** begin Rows **

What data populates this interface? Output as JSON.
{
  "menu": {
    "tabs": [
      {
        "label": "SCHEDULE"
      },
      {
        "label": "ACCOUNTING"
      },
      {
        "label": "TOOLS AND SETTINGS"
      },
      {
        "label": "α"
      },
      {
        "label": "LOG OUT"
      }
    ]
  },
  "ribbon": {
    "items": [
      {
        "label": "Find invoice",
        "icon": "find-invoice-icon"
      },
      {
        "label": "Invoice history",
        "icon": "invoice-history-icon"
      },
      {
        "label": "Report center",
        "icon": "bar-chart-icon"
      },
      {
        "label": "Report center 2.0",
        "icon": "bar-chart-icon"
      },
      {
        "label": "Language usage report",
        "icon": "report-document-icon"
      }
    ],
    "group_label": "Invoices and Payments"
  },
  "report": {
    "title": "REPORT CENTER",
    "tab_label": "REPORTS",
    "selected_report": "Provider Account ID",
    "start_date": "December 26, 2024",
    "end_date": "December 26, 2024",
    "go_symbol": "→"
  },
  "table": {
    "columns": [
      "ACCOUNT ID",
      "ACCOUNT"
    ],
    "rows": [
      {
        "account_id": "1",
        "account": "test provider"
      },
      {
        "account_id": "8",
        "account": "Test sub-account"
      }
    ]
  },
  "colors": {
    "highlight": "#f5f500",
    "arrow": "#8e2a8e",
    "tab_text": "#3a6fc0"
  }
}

** end Rows **

> **Exercise objective**
Send back every record, precisely as written.

> **Answer for this exercise**
What data populates this interface? Output as JSON.
{
  "menu": {
    "tabs": [
      {
        "label": "SCHEDULE"
      },
      {
        "label": "ACCOUNTING"
      },
      {
        "label": "TOOLS AND SETTINGS"
      },
      {
        "label": "α"
      },
      {
        "label": "LOG OUT"
      }
    ]
  },
  "ribbon": {
    "items": [
      {
        "label": "Find invoice",
        "icon": "find-invoice-icon"
      },
      {
        "label": "Invoice history",
        "icon": "invoice-history-icon"
      },
      {
        "label": "Report center",
        "icon": "bar-chart-icon"
      },
      {
        "label": "Report center 2.0",
        "icon": "bar-chart-icon"
      },
      {
        "label": "Language usage report",
        "icon": "report-document-icon"
      }
    ],
    "group_label": "Invoices and Payments"
  },
  "report": {
    "title": "REPORT CENTER",
    "tab_label": "REPORTS",
    "selected_report": "Provider Account ID",
    "start_date": "December 26, 2024",
    "end_date": "December 26, 2024",
    "go_symbol": "→"
  },
  "table": {
    "columns": [
      "ACCOUNT ID",
      "ACCOUNT"
    ],
    "rows": [
      {
        "account_id": "1",
        "account": "test provider"
      },
      {
        "account_id": "8",
        "account": "Test sub-account"
      }
    ]
  },
  "colors": {
    "highlight": "#f5f500",
    "arrow": "#8e2a8e",
    "tab_text": "#3a6fc0"
  }
}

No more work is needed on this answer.